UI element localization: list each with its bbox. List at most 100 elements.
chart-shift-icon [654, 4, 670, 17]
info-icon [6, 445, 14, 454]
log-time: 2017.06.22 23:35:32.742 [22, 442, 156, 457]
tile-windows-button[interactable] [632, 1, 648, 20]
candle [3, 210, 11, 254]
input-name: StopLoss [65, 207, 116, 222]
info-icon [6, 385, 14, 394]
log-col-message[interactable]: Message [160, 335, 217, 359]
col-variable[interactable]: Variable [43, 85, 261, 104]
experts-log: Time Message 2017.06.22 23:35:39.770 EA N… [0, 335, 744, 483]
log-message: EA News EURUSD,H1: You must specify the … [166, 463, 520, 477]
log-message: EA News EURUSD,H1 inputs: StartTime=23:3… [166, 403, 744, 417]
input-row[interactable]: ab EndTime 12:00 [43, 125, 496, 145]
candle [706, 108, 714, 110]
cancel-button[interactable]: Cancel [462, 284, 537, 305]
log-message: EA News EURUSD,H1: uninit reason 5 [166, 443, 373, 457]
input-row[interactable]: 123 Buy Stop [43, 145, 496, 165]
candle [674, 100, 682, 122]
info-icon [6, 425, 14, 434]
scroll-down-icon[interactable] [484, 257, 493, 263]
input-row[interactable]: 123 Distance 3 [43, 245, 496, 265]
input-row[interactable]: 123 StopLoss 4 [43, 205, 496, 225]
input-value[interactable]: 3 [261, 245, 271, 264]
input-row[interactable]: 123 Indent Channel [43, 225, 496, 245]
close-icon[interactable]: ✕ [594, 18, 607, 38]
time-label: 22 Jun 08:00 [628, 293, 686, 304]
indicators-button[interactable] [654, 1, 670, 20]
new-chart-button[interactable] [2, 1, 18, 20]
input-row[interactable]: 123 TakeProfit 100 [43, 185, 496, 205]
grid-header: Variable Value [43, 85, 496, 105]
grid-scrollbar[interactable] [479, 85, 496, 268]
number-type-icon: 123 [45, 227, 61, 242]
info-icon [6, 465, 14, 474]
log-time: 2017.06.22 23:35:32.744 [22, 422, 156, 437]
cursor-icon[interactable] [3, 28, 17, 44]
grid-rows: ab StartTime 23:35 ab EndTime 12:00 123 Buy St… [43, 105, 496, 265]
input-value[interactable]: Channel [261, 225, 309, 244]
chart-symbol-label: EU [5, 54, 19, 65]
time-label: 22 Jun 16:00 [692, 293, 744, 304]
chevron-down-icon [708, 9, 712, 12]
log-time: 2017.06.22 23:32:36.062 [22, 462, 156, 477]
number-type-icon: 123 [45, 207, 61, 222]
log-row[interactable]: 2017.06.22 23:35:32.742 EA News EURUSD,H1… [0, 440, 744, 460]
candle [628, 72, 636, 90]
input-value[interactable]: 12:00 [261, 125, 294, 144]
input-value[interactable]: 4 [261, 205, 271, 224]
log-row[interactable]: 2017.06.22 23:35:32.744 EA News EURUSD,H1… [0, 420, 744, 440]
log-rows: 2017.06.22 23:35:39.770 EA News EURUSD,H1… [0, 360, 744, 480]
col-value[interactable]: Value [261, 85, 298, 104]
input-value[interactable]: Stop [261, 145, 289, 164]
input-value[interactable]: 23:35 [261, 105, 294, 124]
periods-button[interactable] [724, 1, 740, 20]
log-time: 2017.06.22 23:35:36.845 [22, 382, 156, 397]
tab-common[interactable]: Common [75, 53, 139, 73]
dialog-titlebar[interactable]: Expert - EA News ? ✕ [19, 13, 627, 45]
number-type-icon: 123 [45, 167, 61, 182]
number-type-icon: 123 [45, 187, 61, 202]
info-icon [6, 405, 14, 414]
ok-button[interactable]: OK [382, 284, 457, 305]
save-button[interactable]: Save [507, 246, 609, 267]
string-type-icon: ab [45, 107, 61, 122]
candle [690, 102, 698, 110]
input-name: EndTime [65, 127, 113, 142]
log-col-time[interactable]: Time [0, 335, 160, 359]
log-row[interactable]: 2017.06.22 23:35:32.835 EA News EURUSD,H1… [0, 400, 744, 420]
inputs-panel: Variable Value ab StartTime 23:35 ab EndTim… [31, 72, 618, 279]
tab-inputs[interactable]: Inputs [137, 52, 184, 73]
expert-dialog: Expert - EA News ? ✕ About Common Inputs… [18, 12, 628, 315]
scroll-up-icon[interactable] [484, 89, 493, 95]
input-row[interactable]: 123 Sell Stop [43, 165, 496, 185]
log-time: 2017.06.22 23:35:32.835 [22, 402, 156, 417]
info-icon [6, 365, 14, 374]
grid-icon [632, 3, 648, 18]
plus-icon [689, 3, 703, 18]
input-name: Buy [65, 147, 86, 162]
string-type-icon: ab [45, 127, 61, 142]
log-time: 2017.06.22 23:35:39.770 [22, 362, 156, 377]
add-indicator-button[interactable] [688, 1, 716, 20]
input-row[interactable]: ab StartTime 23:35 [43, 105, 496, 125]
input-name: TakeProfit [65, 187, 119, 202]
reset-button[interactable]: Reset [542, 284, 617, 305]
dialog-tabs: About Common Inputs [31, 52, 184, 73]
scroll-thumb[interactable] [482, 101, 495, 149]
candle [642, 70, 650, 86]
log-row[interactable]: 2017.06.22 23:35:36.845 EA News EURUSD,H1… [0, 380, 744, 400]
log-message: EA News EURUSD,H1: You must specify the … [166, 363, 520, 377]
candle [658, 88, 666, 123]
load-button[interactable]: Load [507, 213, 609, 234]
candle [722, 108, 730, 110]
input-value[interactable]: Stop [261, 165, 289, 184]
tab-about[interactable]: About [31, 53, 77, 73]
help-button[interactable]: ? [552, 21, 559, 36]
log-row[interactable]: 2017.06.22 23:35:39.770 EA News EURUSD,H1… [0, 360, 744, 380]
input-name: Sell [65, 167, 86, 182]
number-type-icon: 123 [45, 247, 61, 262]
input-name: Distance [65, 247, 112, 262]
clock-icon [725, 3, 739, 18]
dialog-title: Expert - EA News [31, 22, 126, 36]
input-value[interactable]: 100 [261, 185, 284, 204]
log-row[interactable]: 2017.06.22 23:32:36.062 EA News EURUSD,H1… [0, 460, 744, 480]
● ● ● ● ●
GOAL OF THE EXERCISE: Copy out every line of the listing above, word for word.

ANSWER TO THIS EXERCISE:
UI element localization: list each with its bbox. List at most 100 elements.
chart-shift-icon [654, 4, 670, 17]
info-icon [6, 445, 14, 454]
log-time: 2017.06.22 23:35:32.742 [22, 442, 156, 457]
tile-windows-button[interactable] [632, 1, 648, 20]
candle [3, 210, 11, 254]
input-name: StopLoss [65, 207, 116, 222]
info-icon [6, 385, 14, 394]
log-col-message[interactable]: Message [160, 335, 217, 359]
col-variable[interactable]: Variable [43, 85, 261, 104]
experts-log: Time Message 2017.06.22 23:35:39.770 EA N… [0, 335, 744, 483]
log-message: EA News EURUSD,H1: You must specify the … [166, 463, 520, 477]
log-message: EA News EURUSD,H1 inputs: StartTime=23:3… [166, 403, 744, 417]
input-row[interactable]: ab EndTime 12:00 [43, 125, 496, 145]
candle [706, 108, 714, 110]
cancel-button[interactable]: Cancel [462, 284, 537, 305]
log-message: EA News EURUSD,H1: uninit reason 5 [166, 443, 373, 457]
input-row[interactable]: 123 Buy Stop [43, 145, 496, 165]
candle [674, 100, 682, 122]
info-icon [6, 425, 14, 434]
scroll-down-icon[interactable] [484, 257, 493, 263]
input-row[interactable]: 123 Distance 3 [43, 245, 496, 265]
input-row[interactable]: 123 StopLoss 4 [43, 205, 496, 225]
input-value[interactable]: 3 [261, 245, 271, 264]
input-row[interactable]: 123 Indent Channel [43, 225, 496, 245]
close-icon[interactable]: ✕ [594, 18, 607, 38]
time-label: 22 Jun 08:00 [628, 293, 686, 304]
indicators-button[interactable] [654, 1, 670, 20]
new-chart-button[interactable] [2, 1, 18, 20]
input-row[interactable]: 123 TakeProfit 100 [43, 185, 496, 205]
grid-header: Variable Value [43, 85, 496, 105]
grid-scrollbar[interactable] [479, 85, 496, 268]
number-type-icon: 123 [45, 227, 61, 242]
info-icon [6, 465, 14, 474]
log-time: 2017.06.22 23:35:32.744 [22, 422, 156, 437]
cursor-icon[interactable] [3, 28, 17, 44]
grid-rows: ab StartTime 23:35 ab EndTime 12:00 123 Buy St… [43, 105, 496, 265]
input-value[interactable]: Channel [261, 225, 309, 244]
chart-symbol-label: EU [5, 54, 19, 65]
time-label: 22 Jun 16:00 [692, 293, 744, 304]
chevron-down-icon [708, 9, 712, 12]
log-time: 2017.06.22 23:32:36.062 [22, 462, 156, 477]
number-type-icon: 123 [45, 207, 61, 222]
log-row[interactable]: 2017.06.22 23:35:32.742 EA News EURUSD,H1… [0, 440, 744, 460]
candle [628, 72, 636, 90]
input-value[interactable]: 12:00 [261, 125, 294, 144]
input-value[interactable]: 4 [261, 205, 271, 224]
log-row[interactable]: 2017.06.22 23:35:32.744 EA News EURUSD,H1… [0, 420, 744, 440]
log-rows: 2017.06.22 23:35:39.770 EA News EURUSD,H1… [0, 360, 744, 480]
col-value[interactable]: Value [261, 85, 298, 104]
input-value[interactable]: Stop [261, 145, 289, 164]
input-value[interactable]: 23:35 [261, 105, 294, 124]
periods-button[interactable] [724, 1, 740, 20]
log-time: 2017.06.22 23:35:36.845 [22, 382, 156, 397]
tab-common[interactable]: Common [75, 53, 139, 73]
dialog-titlebar[interactable]: Expert - EA News ? ✕ [19, 13, 627, 45]
number-type-icon: 123 [45, 167, 61, 182]
number-type-icon: 123 [45, 187, 61, 202]
info-icon [6, 405, 14, 414]
ok-button[interactable]: OK [382, 284, 457, 305]
save-button[interactable]: Save [507, 246, 609, 267]
string-type-icon: ab [45, 107, 61, 122]
candle [690, 102, 698, 110]
input-name: EndTime [65, 127, 113, 142]
log-col-time[interactable]: Time [0, 335, 160, 359]
log-row[interactable]: 2017.06.22 23:35:32.835 EA News EURUSD,H1… [0, 400, 744, 420]
inputs-panel: Variable Value ab StartTime 23:35 ab EndTim… [31, 72, 618, 279]
tab-inputs[interactable]: Inputs [137, 52, 184, 73]
expert-dialog: Expert - EA News ? ✕ About Common Inputs… [18, 12, 628, 315]
scroll-up-icon[interactable] [484, 89, 493, 95]
input-row[interactable]: 123 Sell Stop [43, 165, 496, 185]
log-time: 2017.06.22 23:35:32.835 [22, 402, 156, 417]
info-icon [6, 365, 14, 374]
grid-icon [632, 3, 648, 18]
plus-icon [689, 3, 703, 18]
input-name: Buy [65, 147, 86, 162]
string-type-icon: ab [45, 127, 61, 142]
log-time: 2017.06.22 23:35:39.770 [22, 362, 156, 377]
add-indicator-button[interactable] [688, 1, 716, 20]
input-row[interactable]: ab StartTime 23:35 [43, 105, 496, 125]
input-name: TakeProfit [65, 187, 119, 202]
reset-button[interactable]: Reset [542, 284, 617, 305]
dialog-tabs: About Common Inputs [31, 52, 184, 73]
scroll-thumb[interactable] [482, 101, 495, 149]
candle [642, 70, 650, 86]
log-row[interactable]: 2017.06.22 23:35:36.845 EA News EURUSD,H1… [0, 380, 744, 400]
log-message: EA News EURUSD,H1: You must specify the … [166, 363, 520, 377]
candle [658, 88, 666, 123]
load-button[interactable]: Load [507, 213, 609, 234]
candle [722, 108, 730, 110]
input-value[interactable]: Stop [261, 165, 289, 184]
tab-about[interactable]: About [31, 53, 77, 73]
help-button[interactable]: ? [552, 21, 559, 36]
log-row[interactable]: 2017.06.22 23:35:39.770 EA News EURUSD,H1… [0, 360, 744, 380]
input-name: Sell [65, 167, 86, 182]
number-type-icon: 123 [45, 247, 61, 262]
input-name: Distance [65, 247, 112, 262]
clock-icon [725, 3, 739, 18]
dialog-title: Expert - EA News [31, 22, 126, 36]
input-value[interactable]: 100 [261, 185, 284, 204]
log-row[interactable]: 2017.06.22 23:32:36.062 EA News EURUSD,H1… [0, 460, 744, 480]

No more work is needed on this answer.